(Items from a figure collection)
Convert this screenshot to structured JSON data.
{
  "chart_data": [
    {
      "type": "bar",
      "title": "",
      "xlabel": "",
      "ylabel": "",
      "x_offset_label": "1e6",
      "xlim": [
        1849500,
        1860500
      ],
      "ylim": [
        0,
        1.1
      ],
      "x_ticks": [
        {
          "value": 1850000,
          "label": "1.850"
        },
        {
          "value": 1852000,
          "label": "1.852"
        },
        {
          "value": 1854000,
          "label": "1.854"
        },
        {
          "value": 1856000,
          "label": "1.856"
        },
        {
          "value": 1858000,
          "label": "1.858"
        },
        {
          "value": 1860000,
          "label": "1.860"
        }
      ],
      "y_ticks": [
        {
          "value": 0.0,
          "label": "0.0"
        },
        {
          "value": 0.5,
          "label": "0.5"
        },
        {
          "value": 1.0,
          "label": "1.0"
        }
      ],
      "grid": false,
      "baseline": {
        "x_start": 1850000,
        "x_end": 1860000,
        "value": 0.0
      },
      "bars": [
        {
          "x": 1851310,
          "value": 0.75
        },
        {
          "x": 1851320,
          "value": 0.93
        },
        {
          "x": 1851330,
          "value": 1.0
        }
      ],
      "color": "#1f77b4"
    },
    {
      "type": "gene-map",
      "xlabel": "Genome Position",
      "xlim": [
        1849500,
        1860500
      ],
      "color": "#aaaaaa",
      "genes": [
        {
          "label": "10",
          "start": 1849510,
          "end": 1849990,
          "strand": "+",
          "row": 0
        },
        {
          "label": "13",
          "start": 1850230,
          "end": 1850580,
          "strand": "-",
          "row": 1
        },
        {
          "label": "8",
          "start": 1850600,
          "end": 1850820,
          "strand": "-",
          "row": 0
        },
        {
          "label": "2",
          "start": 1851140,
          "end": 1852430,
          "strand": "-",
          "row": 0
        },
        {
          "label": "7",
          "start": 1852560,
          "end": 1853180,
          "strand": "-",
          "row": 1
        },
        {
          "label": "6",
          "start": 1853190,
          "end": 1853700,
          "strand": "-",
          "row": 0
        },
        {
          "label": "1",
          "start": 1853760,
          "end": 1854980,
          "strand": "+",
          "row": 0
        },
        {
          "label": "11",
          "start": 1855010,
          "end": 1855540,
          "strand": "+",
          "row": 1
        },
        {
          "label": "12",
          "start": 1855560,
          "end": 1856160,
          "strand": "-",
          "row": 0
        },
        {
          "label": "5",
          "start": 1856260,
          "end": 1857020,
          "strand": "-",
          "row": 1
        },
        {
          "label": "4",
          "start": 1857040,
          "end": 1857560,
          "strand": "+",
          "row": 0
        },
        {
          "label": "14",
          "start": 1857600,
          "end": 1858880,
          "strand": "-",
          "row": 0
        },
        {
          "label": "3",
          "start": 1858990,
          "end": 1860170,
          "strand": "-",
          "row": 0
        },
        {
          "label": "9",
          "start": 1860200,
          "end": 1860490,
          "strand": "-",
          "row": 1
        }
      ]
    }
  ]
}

§ **EXERCISE GOAL**
The data above should be copied out with complete accuracy.

§ **SOLUTION TO THIS PROBLEM**
Convert this screenshot to structured JSON data.
{
  "chart_data": [
    {
      "type": "bar",
      "title": "",
      "xlabel": "",
      "ylabel": "",
      "x_offset_label": "1e6",
      "xlim": [
        1849500,
        1860500
      ],
      "ylim": [
        0,
        1.1
      ],
      "x_ticks": [
        {
          "value": 1850000,
          "label": "1.850"
        },
        {
          "value": 1852000,
          "label": "1.852"
        },
        {
          "value": 1854000,
          "label": "1.854"
        },
        {
          "value": 1856000,
          "label": "1.856"
        },
        {
          "value": 1858000,
          "label": "1.858"
        },
        {
          "value": 1860000,
          "label": "1.860"
        }
      ],
      "y_ticks": [
        {
          "value": 0.0,
          "label": "0.0"
        },
        {
          "value": 0.5,
          "label": "0.5"
        },
        {
          "value": 1.0,
          "label": "1.0"
        }
      ],
      "grid": false,
      "baseline": {
        "x_start": 1850000,
        "x_end": 1860000,
        "value": 0.0
      },
      "bars": [
        {
          "x": 1851310,
          "value": 0.75
        },
        {
          "x": 1851320,
          "value": 0.93
        },
        {
          "x": 1851330,
          "value": 1.0
        }
      ],
      "color": "#1f77b4"
    },
    {
      "type": "gene-map",
      "xlabel": "Genome Position",
      "xlim": [
        1849500,
        1860500
      ],
      "color": "#aaaaaa",
      "genes": [
        {
          "label": "10",
          "start": 1849510,
          "end": 1849990,
          "strand": "+",
          "row": 0
        },
        {
          "label": "13",
          "start": 1850230,
          "end": 1850580,
          "strand": "-",
          "row": 1
        },
        {
          "label": "8",
          "start": 1850600,
          "end": 1850820,
          "strand": "-",
          "row": 0
        },
        {
          "label": "2",
          "start": 1851140,
          "end": 1852430,
          "strand": "-",
          "row": 0
        },
        {
          "label": "7",
          "start": 1852560,
          "end": 1853180,
          "strand": "-",
          "row": 1
        },
        {
          "label": "6",
          "start": 1853190,
          "end": 1853700,
          "strand": "-",
          "row": 0
        },
        {
          "label": "1",
          "start": 1853760,
          "end": 1854980,
          "strand": "+",
          "row": 0
        },
        {
          "label": "11",
          "start": 1855010,
          "end": 1855540,
          "strand": "+",
          "row": 1
        },
        {
          "label": "12",
          "start": 1855560,
          "end": 1856160,
          "strand": "-",
          "row": 0
        },
        {
          "label": "5",
          "start": 1856260,
          "end": 1857020,
          "strand": "-",
          "row": 1
        },
        {
          "label": "4",
          "start": 1857040,
          "end": 1857560,
          "strand": "+",
          "row": 0
        },
        {
          "label": "14",
          "start": 1857600,
          "end": 1858880,
          "strand": "-",
          "row": 0
        },
        {
          "label": "3",
          "start": 1858990,
          "end": 1860170,
          "strand": "-",
          "row": 0
        },
        {
          "label": "9",
          "start": 1860200,
          "end": 1860490,
          "strand": "-",
          "row": 1
        }
      ]
    }
  ]
}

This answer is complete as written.